What you have to do:
Find the lines that contain the word "this" and copy each one.

= = = = = = =

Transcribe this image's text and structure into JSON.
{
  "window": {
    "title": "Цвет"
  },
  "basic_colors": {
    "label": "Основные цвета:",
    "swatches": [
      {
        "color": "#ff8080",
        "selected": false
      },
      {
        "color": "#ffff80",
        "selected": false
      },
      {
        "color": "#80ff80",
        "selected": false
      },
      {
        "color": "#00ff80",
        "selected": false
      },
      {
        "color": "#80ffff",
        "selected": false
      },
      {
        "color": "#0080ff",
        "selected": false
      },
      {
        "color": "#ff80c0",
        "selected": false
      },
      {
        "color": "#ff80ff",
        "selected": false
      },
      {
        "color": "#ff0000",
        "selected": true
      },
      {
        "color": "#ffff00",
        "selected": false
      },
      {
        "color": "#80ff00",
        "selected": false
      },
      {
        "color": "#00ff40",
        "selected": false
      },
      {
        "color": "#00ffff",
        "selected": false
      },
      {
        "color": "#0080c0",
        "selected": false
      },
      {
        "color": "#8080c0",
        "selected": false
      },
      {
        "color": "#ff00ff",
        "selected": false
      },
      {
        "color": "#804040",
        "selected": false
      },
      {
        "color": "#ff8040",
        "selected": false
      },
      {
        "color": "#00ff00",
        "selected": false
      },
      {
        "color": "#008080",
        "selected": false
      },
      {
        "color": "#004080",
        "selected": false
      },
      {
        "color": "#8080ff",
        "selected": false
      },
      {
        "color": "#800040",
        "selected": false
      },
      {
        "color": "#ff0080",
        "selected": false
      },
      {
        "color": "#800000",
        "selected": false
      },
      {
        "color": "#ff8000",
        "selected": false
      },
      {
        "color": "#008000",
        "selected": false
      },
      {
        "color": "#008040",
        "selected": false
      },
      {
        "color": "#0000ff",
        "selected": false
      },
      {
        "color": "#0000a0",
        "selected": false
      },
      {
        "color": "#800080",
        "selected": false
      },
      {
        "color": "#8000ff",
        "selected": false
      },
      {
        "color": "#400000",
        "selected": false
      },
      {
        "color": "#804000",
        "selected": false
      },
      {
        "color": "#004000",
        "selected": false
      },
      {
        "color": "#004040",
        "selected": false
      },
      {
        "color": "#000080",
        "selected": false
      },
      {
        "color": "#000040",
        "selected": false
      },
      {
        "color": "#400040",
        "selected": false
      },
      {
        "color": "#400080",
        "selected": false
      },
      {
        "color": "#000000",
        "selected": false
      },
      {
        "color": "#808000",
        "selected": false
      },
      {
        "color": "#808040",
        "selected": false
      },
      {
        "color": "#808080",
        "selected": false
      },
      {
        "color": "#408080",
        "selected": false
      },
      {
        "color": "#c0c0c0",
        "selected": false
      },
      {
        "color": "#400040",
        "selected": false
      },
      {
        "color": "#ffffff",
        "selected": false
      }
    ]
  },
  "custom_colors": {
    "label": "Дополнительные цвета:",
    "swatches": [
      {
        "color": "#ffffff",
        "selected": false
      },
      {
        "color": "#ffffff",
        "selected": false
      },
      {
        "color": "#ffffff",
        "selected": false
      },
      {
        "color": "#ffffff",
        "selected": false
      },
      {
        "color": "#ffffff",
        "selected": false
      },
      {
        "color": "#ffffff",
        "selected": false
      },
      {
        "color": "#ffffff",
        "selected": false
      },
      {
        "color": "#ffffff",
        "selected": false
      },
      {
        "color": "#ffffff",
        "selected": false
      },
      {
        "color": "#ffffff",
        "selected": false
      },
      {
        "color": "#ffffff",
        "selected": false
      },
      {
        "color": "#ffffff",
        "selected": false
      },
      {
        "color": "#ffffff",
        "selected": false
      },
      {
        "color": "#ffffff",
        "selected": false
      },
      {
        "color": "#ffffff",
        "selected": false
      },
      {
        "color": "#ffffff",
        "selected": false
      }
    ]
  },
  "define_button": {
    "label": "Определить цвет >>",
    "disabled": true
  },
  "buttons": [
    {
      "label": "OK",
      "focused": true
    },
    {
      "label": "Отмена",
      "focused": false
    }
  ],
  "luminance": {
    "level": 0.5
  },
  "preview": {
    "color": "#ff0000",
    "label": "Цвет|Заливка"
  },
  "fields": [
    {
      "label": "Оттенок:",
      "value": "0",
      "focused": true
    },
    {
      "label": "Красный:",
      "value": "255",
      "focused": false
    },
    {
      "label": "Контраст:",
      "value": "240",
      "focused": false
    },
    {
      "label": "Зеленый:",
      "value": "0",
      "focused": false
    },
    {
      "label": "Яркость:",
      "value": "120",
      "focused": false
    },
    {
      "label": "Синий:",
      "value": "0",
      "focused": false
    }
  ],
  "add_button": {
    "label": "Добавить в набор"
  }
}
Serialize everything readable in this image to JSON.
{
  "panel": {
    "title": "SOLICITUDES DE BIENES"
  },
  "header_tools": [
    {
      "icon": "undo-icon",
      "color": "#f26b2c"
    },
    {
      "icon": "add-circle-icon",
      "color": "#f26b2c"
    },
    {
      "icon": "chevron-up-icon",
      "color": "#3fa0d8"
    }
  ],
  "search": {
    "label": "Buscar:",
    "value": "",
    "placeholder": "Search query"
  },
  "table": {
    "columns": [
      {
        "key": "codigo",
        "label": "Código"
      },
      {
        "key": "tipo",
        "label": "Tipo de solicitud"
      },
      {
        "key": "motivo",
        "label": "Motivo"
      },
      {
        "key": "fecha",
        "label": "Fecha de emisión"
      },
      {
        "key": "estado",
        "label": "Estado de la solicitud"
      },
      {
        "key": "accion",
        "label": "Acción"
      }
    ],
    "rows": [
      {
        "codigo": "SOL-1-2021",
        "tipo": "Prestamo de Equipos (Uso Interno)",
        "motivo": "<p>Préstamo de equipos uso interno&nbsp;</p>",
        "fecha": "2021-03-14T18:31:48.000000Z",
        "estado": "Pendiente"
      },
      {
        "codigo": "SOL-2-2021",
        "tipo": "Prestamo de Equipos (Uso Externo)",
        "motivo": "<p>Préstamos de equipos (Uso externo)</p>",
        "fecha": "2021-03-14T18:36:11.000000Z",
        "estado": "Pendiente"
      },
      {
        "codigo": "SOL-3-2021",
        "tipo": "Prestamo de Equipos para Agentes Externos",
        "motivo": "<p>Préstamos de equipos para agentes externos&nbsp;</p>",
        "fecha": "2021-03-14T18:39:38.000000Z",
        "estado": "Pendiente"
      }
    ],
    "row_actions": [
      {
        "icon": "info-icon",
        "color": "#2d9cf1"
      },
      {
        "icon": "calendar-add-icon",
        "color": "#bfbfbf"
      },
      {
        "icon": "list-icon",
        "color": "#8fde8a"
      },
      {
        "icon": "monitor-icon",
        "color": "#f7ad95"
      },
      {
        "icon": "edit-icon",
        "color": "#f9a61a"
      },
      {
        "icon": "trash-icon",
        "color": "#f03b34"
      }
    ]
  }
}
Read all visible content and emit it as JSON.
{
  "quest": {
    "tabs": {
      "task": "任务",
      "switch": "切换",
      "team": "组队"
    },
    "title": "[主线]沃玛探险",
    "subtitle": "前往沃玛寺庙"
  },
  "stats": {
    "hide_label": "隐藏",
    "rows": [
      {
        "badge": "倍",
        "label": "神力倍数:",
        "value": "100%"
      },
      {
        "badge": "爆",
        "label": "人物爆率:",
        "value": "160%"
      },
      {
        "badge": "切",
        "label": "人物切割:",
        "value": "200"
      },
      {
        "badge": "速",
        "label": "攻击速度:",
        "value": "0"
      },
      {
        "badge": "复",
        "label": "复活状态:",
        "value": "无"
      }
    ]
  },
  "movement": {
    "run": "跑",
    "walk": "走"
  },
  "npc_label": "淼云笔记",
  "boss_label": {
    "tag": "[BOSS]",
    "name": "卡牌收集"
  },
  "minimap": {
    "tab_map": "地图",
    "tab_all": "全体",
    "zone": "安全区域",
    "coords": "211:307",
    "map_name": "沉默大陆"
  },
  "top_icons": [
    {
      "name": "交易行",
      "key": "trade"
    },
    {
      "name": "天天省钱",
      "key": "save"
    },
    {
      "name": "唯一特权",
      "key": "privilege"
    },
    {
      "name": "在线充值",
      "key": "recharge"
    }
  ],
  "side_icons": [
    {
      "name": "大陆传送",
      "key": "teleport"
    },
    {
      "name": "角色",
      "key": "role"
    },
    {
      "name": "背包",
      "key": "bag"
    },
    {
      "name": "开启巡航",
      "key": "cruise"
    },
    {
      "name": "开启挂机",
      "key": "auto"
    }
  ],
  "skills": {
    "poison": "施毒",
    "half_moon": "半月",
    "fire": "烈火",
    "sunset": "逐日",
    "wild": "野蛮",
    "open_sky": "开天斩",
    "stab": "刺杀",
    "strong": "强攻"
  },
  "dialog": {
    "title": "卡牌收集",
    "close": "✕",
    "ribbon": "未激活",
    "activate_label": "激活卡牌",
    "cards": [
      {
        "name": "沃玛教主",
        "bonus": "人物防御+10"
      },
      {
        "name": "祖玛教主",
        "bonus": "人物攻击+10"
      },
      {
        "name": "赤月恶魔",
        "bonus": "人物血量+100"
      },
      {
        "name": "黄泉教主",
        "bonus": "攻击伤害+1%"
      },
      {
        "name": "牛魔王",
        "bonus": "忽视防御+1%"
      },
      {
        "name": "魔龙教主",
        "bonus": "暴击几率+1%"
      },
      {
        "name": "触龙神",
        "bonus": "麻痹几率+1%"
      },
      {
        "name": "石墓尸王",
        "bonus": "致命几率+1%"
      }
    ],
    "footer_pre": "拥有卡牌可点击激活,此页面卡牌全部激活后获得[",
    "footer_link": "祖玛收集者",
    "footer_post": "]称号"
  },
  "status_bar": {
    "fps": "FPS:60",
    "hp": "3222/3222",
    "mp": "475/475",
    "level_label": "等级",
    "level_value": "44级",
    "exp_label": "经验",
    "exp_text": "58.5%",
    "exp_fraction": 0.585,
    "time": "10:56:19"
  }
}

= = = = = = =

The reply:
Transcribe this image's text and structure into JSON.
Serialize everything readable in this image to JSON.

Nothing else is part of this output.